◆ **Instrução escrita A**: Como se traduz para inglês a frase "A tese dividiu-se em três blocos." do texto da página?
◆ **Instrução escrita B**: Transcreva sem alterações um trecho do texto da página: comece nas palavras "Notas da redacção" e pare depois de "Lima, Pereira, (...)".

Aristocracia, parentesco e reprodução social em Portugal no final da Idade Média. Tese de doutoramento em História apresenta em regime de cotutela entre a Universidade do Porto e a Université Paris 1 Panthéon-Sorbonne, em 25 de junho de 2021. Orientação do Professor Doutor José Augusto de Sottomayor-Pizarro e do Professor Doutor Joseph Morsel

Miguel Aguiar

Notas da redacção

Data recepção do artigo / Received for publication: 28 de Julho de 2021

Notas do autor

Esta investigação foi financiada pela Fundação para a Ciência e Tecnologia com uma bolsa de doutoramento, com a referência SFRH/BD/124781/2016.

Texto integral

  • 1 As linhagens selecionadas foram as seguintes: Albuquerque, Almeida, Ataíde, Castro, Lima, Pereira, (...)

1O trabalho que aqui se apresenta teve como intuito perceber a articulação entre parentesco e reprodução social de um grupo dominante. Selecionámos um grupo constituído por sete linhagens aristocráticas de perfil curial e senhorial, caraterizadas pela presença na corte régia, pela detenção de títulos e de poder senhorial próprio e emanado da coroa1. Seguimos os seus percursos entre o final do século XIV e as primeiras décadas do século XVI, procurando compreender de que modo as práticas e representações de parentesco permitiram a perpetuação do grupo numa posição social dominante. A tese dividiu-se em três blocos. No primeiro, estabeleceram-se os fundamentos teóricos, conceptuais e metodológicos do trabalho; no segundo, inquiriram-se as práticas de transmissão, entre a sucessão e a herança; no terceiro analisaram-se as práticas de aliança, designadamente as negociações matrimoniais a partir de um extenso corpus de contratos de casamento, e a formação de sólidas redes de parentesco através das trocas matrimoniais. A investigação recorreu a documentação proveniente de fundos régios, monástico-conventuais, e de arquivos de casas senhoriais. Para além da tese, disponibilizam-se igualmente dois volumes de anexos: o primeiro apresenta a transcrição de 54 documentos inéditos, assim como fontes heráldicas e tabelas que sintetizam os dados que suportam as nossas observações; o segundo volume reúne todo o corpus genealógico, designadamente os esquemas que permitiram inquirir as relações de consanguinidade e afinidade do grupo. Nesta apresentação, privilegiaremos a enunciação das principais hipóteses e conclusões da investigação.

◆ **Dados fornecidos**:
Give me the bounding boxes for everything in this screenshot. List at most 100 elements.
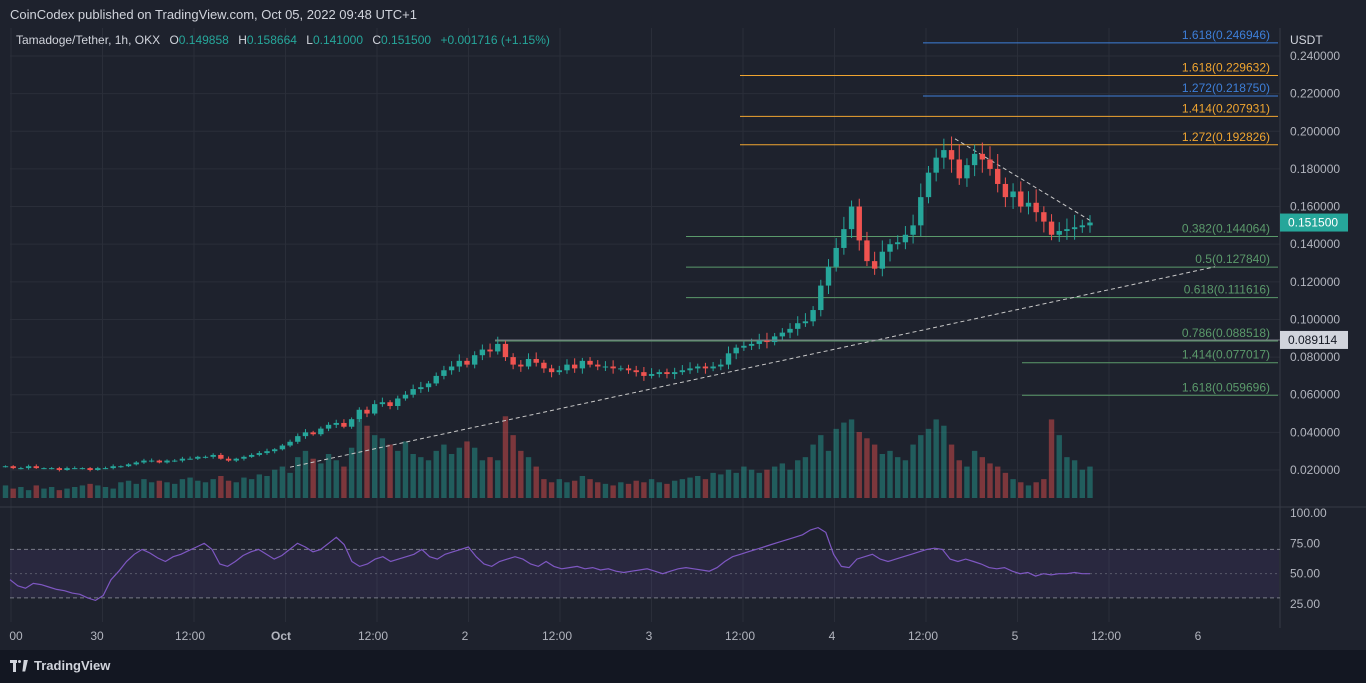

◆ **Resposta completa A**: The thesis was divided into three parts.

◆ **Resposta completa B**:
Notas da redacção

Data recepção do artigo / Received for publication: 28 de Julho de 2021

Notas do autor

Esta investigação foi financiada pela Fundação para a Ciência e Tecnologia com uma bolsa de doutoramento, com a referência SFRH/BD/124781/2016.

Texto integral

  • 1 As linhagens selecionadas foram as seguintes: Albuquerque, Almeida, Ataíde, Castro, Lima, Pereira, (...)